=== Data shown ===

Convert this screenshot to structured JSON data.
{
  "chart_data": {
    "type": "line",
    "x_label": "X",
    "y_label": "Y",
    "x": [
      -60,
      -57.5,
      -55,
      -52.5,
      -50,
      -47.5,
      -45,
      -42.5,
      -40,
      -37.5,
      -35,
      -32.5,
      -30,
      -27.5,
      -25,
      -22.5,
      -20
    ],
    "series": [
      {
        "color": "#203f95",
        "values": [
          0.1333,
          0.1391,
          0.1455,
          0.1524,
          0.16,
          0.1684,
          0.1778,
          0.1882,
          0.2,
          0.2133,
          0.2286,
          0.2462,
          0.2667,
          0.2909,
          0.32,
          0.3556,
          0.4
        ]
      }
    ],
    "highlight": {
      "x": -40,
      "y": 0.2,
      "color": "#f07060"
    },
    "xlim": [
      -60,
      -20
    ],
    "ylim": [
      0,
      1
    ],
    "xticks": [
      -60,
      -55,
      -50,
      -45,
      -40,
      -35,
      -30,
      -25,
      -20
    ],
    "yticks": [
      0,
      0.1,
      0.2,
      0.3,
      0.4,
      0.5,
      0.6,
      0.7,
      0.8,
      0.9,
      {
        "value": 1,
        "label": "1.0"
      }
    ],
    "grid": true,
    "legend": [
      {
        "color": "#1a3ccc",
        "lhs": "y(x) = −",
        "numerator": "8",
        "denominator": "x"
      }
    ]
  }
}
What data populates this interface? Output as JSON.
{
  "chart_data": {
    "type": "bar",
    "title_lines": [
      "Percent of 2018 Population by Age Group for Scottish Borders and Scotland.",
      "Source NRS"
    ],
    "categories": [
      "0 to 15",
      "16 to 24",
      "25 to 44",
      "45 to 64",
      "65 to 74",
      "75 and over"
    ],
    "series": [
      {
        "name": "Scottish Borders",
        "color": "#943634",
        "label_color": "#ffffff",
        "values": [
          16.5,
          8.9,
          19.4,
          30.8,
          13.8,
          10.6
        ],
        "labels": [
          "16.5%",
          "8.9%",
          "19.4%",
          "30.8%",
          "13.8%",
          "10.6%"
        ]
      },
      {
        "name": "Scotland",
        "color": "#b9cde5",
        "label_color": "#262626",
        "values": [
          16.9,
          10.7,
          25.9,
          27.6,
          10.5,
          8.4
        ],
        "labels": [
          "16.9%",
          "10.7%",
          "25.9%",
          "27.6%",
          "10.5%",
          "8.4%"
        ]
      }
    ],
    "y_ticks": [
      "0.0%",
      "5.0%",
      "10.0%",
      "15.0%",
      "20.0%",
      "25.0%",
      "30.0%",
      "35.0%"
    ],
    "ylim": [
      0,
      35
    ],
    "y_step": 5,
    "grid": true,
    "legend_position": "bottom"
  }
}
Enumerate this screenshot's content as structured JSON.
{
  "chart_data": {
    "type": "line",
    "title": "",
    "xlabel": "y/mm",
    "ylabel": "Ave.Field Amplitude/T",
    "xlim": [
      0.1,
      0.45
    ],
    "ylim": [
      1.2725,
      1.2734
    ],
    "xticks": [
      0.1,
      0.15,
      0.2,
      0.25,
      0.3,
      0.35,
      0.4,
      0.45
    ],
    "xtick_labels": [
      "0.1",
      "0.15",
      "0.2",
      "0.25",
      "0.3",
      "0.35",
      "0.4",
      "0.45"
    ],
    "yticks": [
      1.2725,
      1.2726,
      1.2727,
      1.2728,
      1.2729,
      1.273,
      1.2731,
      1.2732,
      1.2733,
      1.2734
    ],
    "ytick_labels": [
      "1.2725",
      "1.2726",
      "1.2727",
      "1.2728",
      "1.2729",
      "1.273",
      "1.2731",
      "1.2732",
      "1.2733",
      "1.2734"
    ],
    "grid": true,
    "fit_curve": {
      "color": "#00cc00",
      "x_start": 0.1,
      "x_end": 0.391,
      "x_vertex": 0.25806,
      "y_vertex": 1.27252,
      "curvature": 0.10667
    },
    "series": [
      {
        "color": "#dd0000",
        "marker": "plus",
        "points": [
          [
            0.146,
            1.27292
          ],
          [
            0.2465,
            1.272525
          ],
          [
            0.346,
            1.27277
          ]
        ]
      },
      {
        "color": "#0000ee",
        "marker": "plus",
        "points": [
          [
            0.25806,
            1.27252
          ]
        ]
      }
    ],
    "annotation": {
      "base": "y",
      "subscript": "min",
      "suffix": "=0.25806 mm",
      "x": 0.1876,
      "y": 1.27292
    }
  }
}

===

Collect each line holding the string "Scotland".

**Full response**
      "Percent of 2018 Population by Age Group for Scottish Borders and Scotland.",
        "name": "Scotland",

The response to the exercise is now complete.